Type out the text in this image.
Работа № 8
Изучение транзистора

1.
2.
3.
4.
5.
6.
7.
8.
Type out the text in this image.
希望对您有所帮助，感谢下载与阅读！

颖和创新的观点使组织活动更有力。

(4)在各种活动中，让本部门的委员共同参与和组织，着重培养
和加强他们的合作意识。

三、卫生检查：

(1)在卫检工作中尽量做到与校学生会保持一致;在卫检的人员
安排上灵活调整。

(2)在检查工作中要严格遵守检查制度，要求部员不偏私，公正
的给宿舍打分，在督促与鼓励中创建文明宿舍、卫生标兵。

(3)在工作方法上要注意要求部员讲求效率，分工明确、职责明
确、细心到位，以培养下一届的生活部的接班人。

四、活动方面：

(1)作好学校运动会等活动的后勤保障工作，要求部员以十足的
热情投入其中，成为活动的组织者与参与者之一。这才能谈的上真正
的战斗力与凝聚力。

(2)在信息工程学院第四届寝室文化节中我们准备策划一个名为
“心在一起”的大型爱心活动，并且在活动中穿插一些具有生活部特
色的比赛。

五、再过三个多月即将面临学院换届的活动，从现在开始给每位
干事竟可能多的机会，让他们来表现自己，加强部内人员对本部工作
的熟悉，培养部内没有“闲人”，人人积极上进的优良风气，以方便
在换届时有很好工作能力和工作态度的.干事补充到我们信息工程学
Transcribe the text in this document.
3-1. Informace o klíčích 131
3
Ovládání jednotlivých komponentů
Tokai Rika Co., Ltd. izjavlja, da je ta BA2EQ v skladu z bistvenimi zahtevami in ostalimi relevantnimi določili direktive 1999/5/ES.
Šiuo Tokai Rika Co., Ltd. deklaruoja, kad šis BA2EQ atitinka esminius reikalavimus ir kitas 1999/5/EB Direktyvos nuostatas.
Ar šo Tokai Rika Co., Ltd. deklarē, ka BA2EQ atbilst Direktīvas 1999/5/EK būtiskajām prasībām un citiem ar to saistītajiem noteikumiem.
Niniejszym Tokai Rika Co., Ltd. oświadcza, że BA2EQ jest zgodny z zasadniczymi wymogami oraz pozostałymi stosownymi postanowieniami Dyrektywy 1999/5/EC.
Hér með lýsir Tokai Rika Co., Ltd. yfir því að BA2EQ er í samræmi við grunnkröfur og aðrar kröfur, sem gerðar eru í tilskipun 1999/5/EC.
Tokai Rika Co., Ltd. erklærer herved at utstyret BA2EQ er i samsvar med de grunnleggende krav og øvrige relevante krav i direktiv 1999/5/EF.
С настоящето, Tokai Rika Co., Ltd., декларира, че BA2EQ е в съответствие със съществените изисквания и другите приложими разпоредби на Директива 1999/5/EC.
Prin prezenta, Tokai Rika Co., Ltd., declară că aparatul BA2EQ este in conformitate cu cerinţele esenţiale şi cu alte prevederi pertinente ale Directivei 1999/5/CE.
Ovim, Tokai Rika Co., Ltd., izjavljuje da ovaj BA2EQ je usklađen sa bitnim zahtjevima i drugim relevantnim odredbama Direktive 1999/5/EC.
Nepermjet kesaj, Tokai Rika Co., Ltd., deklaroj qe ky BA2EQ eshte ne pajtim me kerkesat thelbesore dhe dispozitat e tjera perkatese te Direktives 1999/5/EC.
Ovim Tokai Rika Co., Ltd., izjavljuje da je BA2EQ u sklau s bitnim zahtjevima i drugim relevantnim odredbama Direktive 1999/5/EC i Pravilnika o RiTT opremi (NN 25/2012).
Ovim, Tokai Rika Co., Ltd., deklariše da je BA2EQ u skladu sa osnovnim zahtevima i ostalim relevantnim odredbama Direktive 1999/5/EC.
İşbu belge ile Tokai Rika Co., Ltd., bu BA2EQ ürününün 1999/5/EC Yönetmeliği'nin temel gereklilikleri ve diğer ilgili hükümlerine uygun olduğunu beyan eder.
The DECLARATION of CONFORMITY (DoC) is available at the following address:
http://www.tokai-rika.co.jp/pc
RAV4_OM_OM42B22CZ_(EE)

----

Return the entries above exactly, each one complete.

Type out the text in this image.
Работа № 8
Изучение транзистора

1.
2.
3.
4.
5.
6.
7.
8.
Type out the text in this image.
希望对您有所帮助，感谢下载与阅读！

颖和创新的观点使组织活动更有力。

(4)在各种活动中，让本部门的委员共同参与和组织，着重培养
和加强他们的合作意识。

三、卫生检查：

(1)在卫检工作中尽量做到与校学生会保持一致;在卫检的人员
安排上灵活调整。

(2)在检查工作中要严格遵守检查制度，要求部员不偏私，公正
的给宿舍打分，在督促与鼓励中创建文明宿舍、卫生标兵。

(3)在工作方法上要注意要求部员讲求效率，分工明确、职责明
确、细心到位，以培养下一届的生活部的接班人。

四、活动方面：

(1)作好学校运动会等活动的后勤保障工作，要求部员以十足的
热情投入其中，成为活动的组织者与参与者之一。这才能谈的上真正
的战斗力与凝聚力。

(2)在信息工程学院第四届寝室文化节中我们准备策划一个名为
“心在一起”的大型爱心活动，并且在活动中穿插一些具有生活部特
色的比赛。

五、再过三个多月即将面临学院换届的活动，从现在开始给每位
干事竟可能多的机会，让他们来表现自己，加强部内人员对本部工作
的熟悉，培养部内没有“闲人”，人人积极上进的优良风气，以方便
在换届时有很好工作能力和工作态度的.干事补充到我们信息工程学
Transcribe the text in this document.
3-1. Informace o klíčích 131
3
Ovládání jednotlivých komponentů
Tokai Rika Co., Ltd. izjavlja, da je ta BA2EQ v skladu z bistvenimi zahtevami in ostalimi relevantnimi določili direktive 1999/5/ES.
Šiuo Tokai Rika Co., Ltd. deklaruoja, kad šis BA2EQ atitinka esminius reikalavimus ir kitas 1999/5/EB Direktyvos nuostatas.
Ar šo Tokai Rika Co., Ltd. deklarē, ka BA2EQ atbilst Direktīvas 1999/5/EK būtiskajām prasībām un citiem ar to saistītajiem noteikumiem.
Niniejszym Tokai Rika Co., Ltd. oświadcza, że BA2EQ jest zgodny z zasadniczymi wymogami oraz pozostałymi stosownymi postanowieniami Dyrektywy 1999/5/EC.
Hér með lýsir Tokai Rika Co., Ltd. yfir því að BA2EQ er í samræmi við grunnkröfur og aðrar kröfur, sem gerðar eru í tilskipun 1999/5/EC.
Tokai Rika Co., Ltd. erklærer herved at utstyret BA2EQ er i samsvar med de grunnleggende krav og øvrige relevante krav i direktiv 1999/5/EF.
С настоящето, Tokai Rika Co., Ltd., декларира, че BA2EQ е в съответствие със съществените изисквания и другите приложими разпоредби на Директива 1999/5/EC.
Prin prezenta, Tokai Rika Co., Ltd., declară că aparatul BA2EQ este in conformitate cu cerinţele esenţiale şi cu alte prevederi pertinente ale Directivei 1999/5/CE.
Ovim, Tokai Rika Co., Ltd., izjavljuje da ovaj BA2EQ je usklađen sa bitnim zahtjevima i drugim relevantnim odredbama Direktive 1999/5/EC.
Nepermjet kesaj, Tokai Rika Co., Ltd., deklaroj qe ky BA2EQ eshte ne pajtim me kerkesat thelbesore dhe dispozitat e tjera perkatese te Direktives 1999/5/EC.
Ovim Tokai Rika Co., Ltd., izjavljuje da je BA2EQ u sklau s bitnim zahtjevima i drugim relevantnim odredbama Direktive 1999/5/EC i Pravilnika o RiTT opremi (NN 25/2012).
Ovim, Tokai Rika Co., Ltd., deklariše da je BA2EQ u skladu sa osnovnim zahtevima i ostalim relevantnim odredbama Direktive 1999/5/EC.
İşbu belge ile Tokai Rika Co., Ltd., bu BA2EQ ürününün 1999/5/EC Yönetmeliği'nin temel gereklilikleri ve diğer ilgili hükümlerine uygun olduğunu beyan eder.
The DECLARATION of CONFORMITY (DoC) is available at the following address:
http://www.tokai-rika.co.jp/pc
RAV4_OM_OM42B22CZ_(EE)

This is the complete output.